- _Material_:
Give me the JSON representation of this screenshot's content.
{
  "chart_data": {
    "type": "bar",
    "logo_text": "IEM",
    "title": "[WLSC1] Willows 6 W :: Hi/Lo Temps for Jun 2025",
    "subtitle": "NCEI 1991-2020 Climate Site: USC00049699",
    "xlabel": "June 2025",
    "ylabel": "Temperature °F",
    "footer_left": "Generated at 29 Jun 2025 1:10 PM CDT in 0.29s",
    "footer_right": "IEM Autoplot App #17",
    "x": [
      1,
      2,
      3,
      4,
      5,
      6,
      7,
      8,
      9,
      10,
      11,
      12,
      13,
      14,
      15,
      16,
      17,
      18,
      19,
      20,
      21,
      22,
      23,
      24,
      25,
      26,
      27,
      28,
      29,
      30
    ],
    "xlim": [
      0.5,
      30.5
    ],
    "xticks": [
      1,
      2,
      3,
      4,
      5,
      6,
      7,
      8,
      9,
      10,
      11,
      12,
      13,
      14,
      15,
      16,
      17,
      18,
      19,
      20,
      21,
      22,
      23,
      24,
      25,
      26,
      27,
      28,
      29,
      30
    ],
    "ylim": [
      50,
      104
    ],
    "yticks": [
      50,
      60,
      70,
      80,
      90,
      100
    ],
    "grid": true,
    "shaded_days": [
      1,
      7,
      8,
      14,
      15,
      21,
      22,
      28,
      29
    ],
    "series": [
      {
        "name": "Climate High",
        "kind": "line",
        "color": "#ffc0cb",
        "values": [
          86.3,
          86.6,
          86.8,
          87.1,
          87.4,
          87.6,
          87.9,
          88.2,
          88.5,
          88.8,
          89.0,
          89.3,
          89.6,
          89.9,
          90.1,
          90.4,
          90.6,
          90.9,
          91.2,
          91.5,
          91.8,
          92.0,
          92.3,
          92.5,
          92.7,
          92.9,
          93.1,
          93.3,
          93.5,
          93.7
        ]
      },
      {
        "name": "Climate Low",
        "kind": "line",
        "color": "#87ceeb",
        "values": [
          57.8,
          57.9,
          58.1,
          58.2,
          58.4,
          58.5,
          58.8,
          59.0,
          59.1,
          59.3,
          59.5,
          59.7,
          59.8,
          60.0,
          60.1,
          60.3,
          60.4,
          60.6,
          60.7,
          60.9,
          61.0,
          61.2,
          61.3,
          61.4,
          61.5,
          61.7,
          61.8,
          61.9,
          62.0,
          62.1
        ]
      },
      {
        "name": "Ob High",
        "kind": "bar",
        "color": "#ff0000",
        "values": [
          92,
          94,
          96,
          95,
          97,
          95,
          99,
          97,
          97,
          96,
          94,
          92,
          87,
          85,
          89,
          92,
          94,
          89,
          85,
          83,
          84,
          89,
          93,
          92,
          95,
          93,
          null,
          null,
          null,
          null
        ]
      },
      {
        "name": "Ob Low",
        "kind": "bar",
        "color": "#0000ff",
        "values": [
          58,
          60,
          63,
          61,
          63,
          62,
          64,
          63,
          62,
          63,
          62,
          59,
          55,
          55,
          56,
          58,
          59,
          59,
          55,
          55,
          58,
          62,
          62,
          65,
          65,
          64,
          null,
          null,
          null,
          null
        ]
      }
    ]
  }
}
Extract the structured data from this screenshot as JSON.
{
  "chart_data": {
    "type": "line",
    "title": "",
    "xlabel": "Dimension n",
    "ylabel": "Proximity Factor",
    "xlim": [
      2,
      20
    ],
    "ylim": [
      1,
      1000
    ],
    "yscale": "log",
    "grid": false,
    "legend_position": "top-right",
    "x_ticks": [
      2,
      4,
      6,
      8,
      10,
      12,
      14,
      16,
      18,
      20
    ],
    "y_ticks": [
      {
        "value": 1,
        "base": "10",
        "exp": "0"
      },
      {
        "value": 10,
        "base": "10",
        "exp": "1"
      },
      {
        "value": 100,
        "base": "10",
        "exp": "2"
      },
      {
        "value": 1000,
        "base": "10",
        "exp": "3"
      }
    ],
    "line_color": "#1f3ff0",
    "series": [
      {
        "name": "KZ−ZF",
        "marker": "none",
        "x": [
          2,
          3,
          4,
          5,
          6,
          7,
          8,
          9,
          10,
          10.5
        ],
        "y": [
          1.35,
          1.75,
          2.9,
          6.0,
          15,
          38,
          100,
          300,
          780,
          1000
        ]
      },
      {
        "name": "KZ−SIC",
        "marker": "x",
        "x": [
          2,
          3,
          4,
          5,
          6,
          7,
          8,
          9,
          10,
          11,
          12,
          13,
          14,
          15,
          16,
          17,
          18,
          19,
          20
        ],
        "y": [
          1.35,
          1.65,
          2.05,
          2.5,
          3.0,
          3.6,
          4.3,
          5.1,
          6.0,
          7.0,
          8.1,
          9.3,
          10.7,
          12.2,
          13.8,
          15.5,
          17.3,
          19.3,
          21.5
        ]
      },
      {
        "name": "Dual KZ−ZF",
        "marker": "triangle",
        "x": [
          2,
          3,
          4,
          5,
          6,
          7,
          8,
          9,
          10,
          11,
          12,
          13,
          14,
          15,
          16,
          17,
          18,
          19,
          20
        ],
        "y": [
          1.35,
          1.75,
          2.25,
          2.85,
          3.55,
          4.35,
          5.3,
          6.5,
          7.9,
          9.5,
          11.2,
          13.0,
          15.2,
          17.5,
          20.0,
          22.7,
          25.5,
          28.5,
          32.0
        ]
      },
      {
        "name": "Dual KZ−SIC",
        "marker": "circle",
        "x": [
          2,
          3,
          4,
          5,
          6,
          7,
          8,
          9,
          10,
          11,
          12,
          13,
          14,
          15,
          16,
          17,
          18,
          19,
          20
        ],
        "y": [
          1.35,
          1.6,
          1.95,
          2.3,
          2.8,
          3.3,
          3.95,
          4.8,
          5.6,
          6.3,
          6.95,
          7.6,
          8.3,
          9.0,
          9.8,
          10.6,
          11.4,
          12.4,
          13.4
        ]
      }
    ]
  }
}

- _Exercise requirements_: The whole listing above needs to be written out again exactly.

- _Correct result_:
Give me the JSON representation of this screenshot's content.
{
  "chart_data": {
    "type": "bar",
    "logo_text": "IEM",
    "title": "[WLSC1] Willows 6 W :: Hi/Lo Temps for Jun 2025",
    "subtitle": "NCEI 1991-2020 Climate Site: USC00049699",
    "xlabel": "June 2025",
    "ylabel": "Temperature °F",
    "footer_left": "Generated at 29 Jun 2025 1:10 PM CDT in 0.29s",
    "footer_right": "IEM Autoplot App #17",
    "x": [
      1,
      2,
      3,
      4,
      5,
      6,
      7,
      8,
      9,
      10,
      11,
      12,
      13,
      14,
      15,
      16,
      17,
      18,
      19,
      20,
      21,
      22,
      23,
      24,
      25,
      26,
      27,
      28,
      29,
      30
    ],
    "xlim": [
      0.5,
      30.5
    ],
    "xticks": [
      1,
      2,
      3,
      4,
      5,
      6,
      7,
      8,
      9,
      10,
      11,
      12,
      13,
      14,
      15,
      16,
      17,
      18,
      19,
      20,
      21,
      22,
      23,
      24,
      25,
      26,
      27,
      28,
      29,
      30
    ],
    "ylim": [
      50,
      104
    ],
    "yticks": [
      50,
      60,
      70,
      80,
      90,
      100
    ],
    "grid": true,
    "shaded_days": [
      1,
      7,
      8,
      14,
      15,
      21,
      22,
      28,
      29
    ],
    "series": [
      {
        "name": "Climate High",
        "kind": "line",
        "color": "#ffc0cb",
        "values": [
          86.3,
          86.6,
          86.8,
          87.1,
          87.4,
          87.6,
          87.9,
          88.2,
          88.5,
          88.8,
          89.0,
          89.3,
          89.6,
          89.9,
          90.1,
          90.4,
          90.6,
          90.9,
          91.2,
          91.5,
          91.8,
          92.0,
          92.3,
          92.5,
          92.7,
          92.9,
          93.1,
          93.3,
          93.5,
          93.7
        ]
      },
      {
        "name": "Climate Low",
        "kind": "line",
        "color": "#87ceeb",
        "values": [
          57.8,
          57.9,
          58.1,
          58.2,
          58.4,
          58.5,
          58.8,
          59.0,
          59.1,
          59.3,
          59.5,
          59.7,
          59.8,
          60.0,
          60.1,
          60.3,
          60.4,
          60.6,
          60.7,
          60.9,
          61.0,
          61.2,
          61.3,
          61.4,
          61.5,
          61.7,
          61.8,
          61.9,
          62.0,
          62.1
        ]
      },
      {
        "name": "Ob High",
        "kind": "bar",
        "color": "#ff0000",
        "values": [
          92,
          94,
          96,
          95,
          97,
          95,
          99,
          97,
          97,
          96,
          94,
          92,
          87,
          85,
          89,
          92,
          94,
          89,
          85,
          83,
          84,
          89,
          93,
          92,
          95,
          93,
          null,
          null,
          null,
          null
        ]
      },
      {
        "name": "Ob Low",
        "kind": "bar",
        "color": "#0000ff",
        "values": [
          58,
          60,
          63,
          61,
          63,
          62,
          64,
          63,
          62,
          63,
          62,
          59,
          55,
          55,
          56,
          58,
          59,
          59,
          55,
          55,
          58,
          62,
          62,
          65,
          65,
          64,
          null,
          null,
          null,
          null
        ]
      }
    ]
  }
}
Extract the structured data from this screenshot as JSON.
{
  "chart_data": {
    "type": "line",
    "title": "",
    "xlabel": "Dimension n",
    "ylabel": "Proximity Factor",
    "xlim": [
      2,
      20
    ],
    "ylim": [
      1,
      1000
    ],
    "yscale": "log",
    "grid": false,
    "legend_position": "top-right",
    "x_ticks": [
      2,
      4,
      6,
      8,
      10,
      12,
      14,
      16,
      18,
      20
    ],
    "y_ticks": [
      {
        "value": 1,
        "base": "10",
        "exp": "0"
      },
      {
        "value": 10,
        "base": "10",
        "exp": "1"
      },
      {
        "value": 100,
        "base": "10",
        "exp": "2"
      },
      {
        "value": 1000,
        "base": "10",
        "exp": "3"
      }
    ],
    "line_color": "#1f3ff0",
    "series": [
      {
        "name": "KZ−ZF",
        "marker": "none",
        "x": [
          2,
          3,
          4,
          5,
          6,
          7,
          8,
          9,
          10,
          10.5
        ],
        "y": [
          1.35,
          1.75,
          2.9,
          6.0,
          15,
          38,
          100,
          300,
          780,
          1000
        ]
      },
      {
        "name": "KZ−SIC",
        "marker": "x",
        "x": [
          2,
          3,
          4,
          5,
          6,
          7,
          8,
          9,
          10,
          11,
          12,
          13,
          14,
          15,
          16,
          17,
          18,
          19,
          20
        ],
        "y": [
          1.35,
          1.65,
          2.05,
          2.5,
          3.0,
          3.6,
          4.3,
          5.1,
          6.0,
          7.0,
          8.1,
          9.3,
          10.7,
          12.2,
          13.8,
          15.5,
          17.3,
          19.3,
          21.5
        ]
      },
      {
        "name": "Dual KZ−ZF",
        "marker": "triangle",
        "x": [
          2,
          3,
          4,
          5,
          6,
          7,
          8,
          9,
          10,
          11,
          12,
          13,
          14,
          15,
          16,
          17,
          18,
          19,
          20
        ],
        "y": [
          1.35,
          1.75,
          2.25,
          2.85,
          3.55,
          4.35,
          5.3,
          6.5,
          7.9,
          9.5,
          11.2,
          13.0,
          15.2,
          17.5,
          20.0,
          22.7,
          25.5,
          28.5,
          32.0
        ]
      },
      {
        "name": "Dual KZ−SIC",
        "marker": "circle",
        "x": [
          2,
          3,
          4,
          5,
          6,
          7,
          8,
          9,
          10,
          11,
          12,
          13,
          14,
          15,
          16,
          17,
          18,
          19,
          20
        ],
        "y": [
          1.35,
          1.6,
          1.95,
          2.3,
          2.8,
          3.3,
          3.95,
          4.8,
          5.6,
          6.3,
          6.95,
          7.6,
          8.3,
          9.0,
          9.8,
          10.6,
          11.4,
          12.4,
          13.4
        ]
      }
    ]
  }
}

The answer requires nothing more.